Could you print, word for word, the part of the article below on China's capital inflows that opens with the words "The foreign exchange" and closes with "massive bond purchases."?

■ **GIVEN PASSAGE**:
** Begin **
BEIJING Feb 25 China is likely to see
relatively big net capital inflows this year, though the U.S.
Federal Reserve's tapering of its stimulus programme could help
ease some pressures, the country's foreign exchange regulator
said on Tuesday.
The improved global economic environment in 2014 and China's
efforts to push forward reform will likely to continue to
attract capital inflows, the State Administration of Foreign
Exchange (SAFE) said.
China's central bank and regulators have been trying to
deter waves of hot money inflows which picked up steam last year
as domestic money market rates and bond yields climbed and the
yuan currency continued to slowly appreciate.
The foreign exchange regulator expected that cross-border
capital flows will become more volatile in the coming months.
"Especially when the QE tapering gradually takes effect, the
pace of increases in the funds outstanding for foreign exchange
may ease or even drop," SAFE said on its annual capital flow
oversight report, referring to the Fed's quantitative easing
programme involving massive bond purchases.
** End **
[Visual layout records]
** Begin **
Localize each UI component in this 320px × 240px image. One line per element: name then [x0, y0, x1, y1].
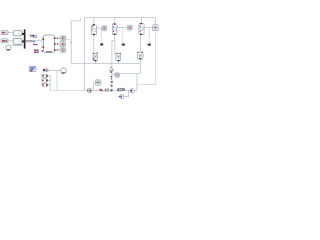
- wire: bottom chain horizontal mid segment: [93, 89, 131, 91]
- wire: rail B vertical upper: [111, 41, 113, 68]
- wire: signal box S2 to relay K2: [8, 40, 15, 42]
- wire: signal box S1 to relay K1: [8, 32, 15, 34]
- wire: right edge vertical below J6: [137, 31, 155, 85]
- pin U1 left1: [42, 38, 44, 40]
- wire: fuse F2 down to relay B2: [114, 35, 116, 54]
- wire: stack box SB1 stub: [48, 75, 51, 77]
- fuse F3: [139, 23, 144, 35]
- relay B2: [116, 53, 121, 62]
- fuse F2: [112, 23, 117, 35]
- U1 bottom label bar: [46, 51, 52, 52]
- red dot on wire1: [57, 38, 58, 39]
- wire: corner feed y20.9 with jog up to top rail: [71, 17, 80, 21]
- wire: L-link from connector J down to chain: [93, 83, 95, 90]
- terminal T2: [60, 42, 66, 47]
- circle connector CL: [88, 88, 92, 92]
- wire: fuse F2 top stub: [114, 17, 116, 23]
- wire: fuse F1 down to relay B1: [93, 35, 95, 53]
- wire: fuse F1 to terminal J4: [97, 27, 102, 29]
- wire: fuse F3 to terminal J6: [144, 27, 153, 29]
- wire: mid horizontal rail y63.7: [71, 63, 140, 65]
- element R2: [105, 89, 109, 91]
- tick mark on vertical: [70, 42, 72, 44]
- background: [0, 0, 160, 120]
- wire: drop from top rail into terminal J6: [154, 17, 156, 24]
- red tick left of CB: [119, 96, 120, 97]
- wire: component C to terminal E: [112, 73, 115, 75]
- wire: top supply rail upper y17.4: [85, 16, 156, 18]
- pin U1 right3: [54, 49, 56, 51]
- wire: U1 pin2 to terminal T2: [56, 43, 61, 45]
- signal box S2: [1, 39, 8, 43]
- label stack right of rail B: [111, 76, 112, 77]
- dark red speck above label block: [33, 44, 34, 45]
- blue box label L1: [29, 66, 36, 71]
- terminal E: [115, 73, 120, 77]
- wire: lower circle CB up to main chain: [124, 90, 129, 96]
- wire: element F to circle G: [48, 69, 61, 71]
- element E1 (double circle): [117, 89, 121, 91]
- wire: vertical jog x41.8 at U1 left: [41, 36, 43, 47]
- wire: stub down to connector arrow P1: [100, 28, 102, 43]
- wire: vertical x137 down to bottom loop: [136, 73, 138, 90]
- pin K1: [22, 33, 24, 35]
- main module U1: [44, 35, 55, 53]
- label module with red and blue text: [30, 35, 34, 38]
- wire: stub down to connector arrow P3: [148, 28, 150, 44]
- stack box SB3: [42, 83, 48, 86]
- circle connector G: [61, 68, 67, 74]
- tiny red label left of wire: [26, 41, 27, 42]
- terminal J4: [102, 26, 107, 31]
- fuse F1: [91, 24, 96, 35]
- wire: link terminal T1 to vertical: [66, 38, 72, 40]
- terminal T1: [60, 36, 66, 41]
- gray box H: [34, 35, 36, 38]
- wire: branch y73.4 from terminal E to chain: [119, 72, 140, 74]
- terminal J5: [127, 25, 132, 30]
- wire: fuse F3 top stub: [140, 17, 142, 23]
- wire: relay B1 bottom stub to mid rail: [95, 61, 97, 63]
- wire: bottom chain horizontal left segment: [50, 89, 88, 91]
- wire: stub down to connector arrow P2: [122, 28, 124, 44]
- wire: circle I to bus bar: [11, 45, 24, 47]
- net label text row1: [34, 49, 36, 51]
- wire: relay B2 bottom stub to mid rail: [118, 60, 120, 63]
- stack box SB2: [42, 79, 48, 82]
- pin U1 left2: [42, 46, 44, 48]
- stack box SB1: [42, 74, 48, 77]
- circle connector I: [6, 45, 11, 50]
- wire: stack box SB2 stub: [48, 80, 51, 82]
- wire: U1 pin3 to terminal T3: [56, 49, 61, 51]
- terminal T3: [60, 48, 66, 53]
- pin U1 right1: [54, 38, 56, 40]
- wire: vertical x71.2 from corner down to mid rail: [70, 21, 72, 64]
- connector pair circles on wire: [29, 40, 31, 42]
- wire: module D down to branch corner: [140, 59, 142, 73]
- connector arrow P3: [147, 44, 150, 46]
- element F: [43, 69, 48, 72]
- resistor R1: [100, 89, 103, 91]
- red label on rail B: [111, 85, 112, 87]
- element E2 (double circle): [121, 88, 125, 90]
- component C (lamp on rail B): [110, 67, 114, 72]
- wire: stack bus vertical x49.6: [49, 76, 51, 91]
- wire: branch y40.8 to rail B corner: [112, 40, 115, 42]
- junction tick left of CL: [87, 90, 88, 91]
- red dot on wire2: [57, 43, 58, 44]
- connector arrow P1: [100, 43, 103, 45]
- wire: bus bar to module U1 left pin: [25, 40, 42, 42]
- relay B1: [93, 53, 98, 62]
- relay K1: [13, 31, 22, 36]
- wire: U1 pin1 to terminal T1: [56, 37, 61, 39]
- wire: fuse F1 top stub from top rail: [93, 17, 95, 25]
- wire: stack box SB3 stub: [48, 84, 51, 86]
- wire: rail B vertical lower: [111, 73, 113, 91]
- pin K2: [22, 40, 24, 42]
- module D: [138, 52, 144, 60]
- signal box S1: [1, 31, 8, 35]
- pin U1 right2: [54, 43, 56, 45]
- relay K2: [13, 38, 22, 44]
- wire: vertical x57 down to bottom chain: [56, 70, 58, 90]
- ground bus bar: [24, 29, 26, 48]
- terminal J6: [153, 25, 159, 31]
- red dot on wire3: [57, 49, 58, 50]
- blue speck right of label: [42, 50, 44, 52]
- wire: fuse F3 down to module D: [140, 35, 142, 53]
- circle connector CR: [130, 89, 134, 93]
- wire: bottom chain right circle to vertical: [134, 90, 137, 92]
- wire: fuse F2 to terminal J5: [117, 27, 128, 29]
- net label text row2: [34, 51, 36, 53]
- connector J with circle: [95, 80, 101, 85]
- wire: rail A vertical x84.6: [84, 17, 86, 90]
- connector arrow P2: [121, 43, 124, 45]
- junction node on bottom chain: [111, 90, 113, 92]
- circle connector CB (lower): [120, 95, 124, 99]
** End **
■ **FULL SOLUTION**:
The foreign exchange regulator expected that cross-border
capital flows will become more volatile in the coming months.
"Especially when the QE tapering gradually takes effect, the
pace of increases in the funds outstanding for foreign exchange
may ease or even drop," SAFE said on its annual capital flow
oversight report, referring to the Fed's quantitative easing
programme involving massive bond purchases.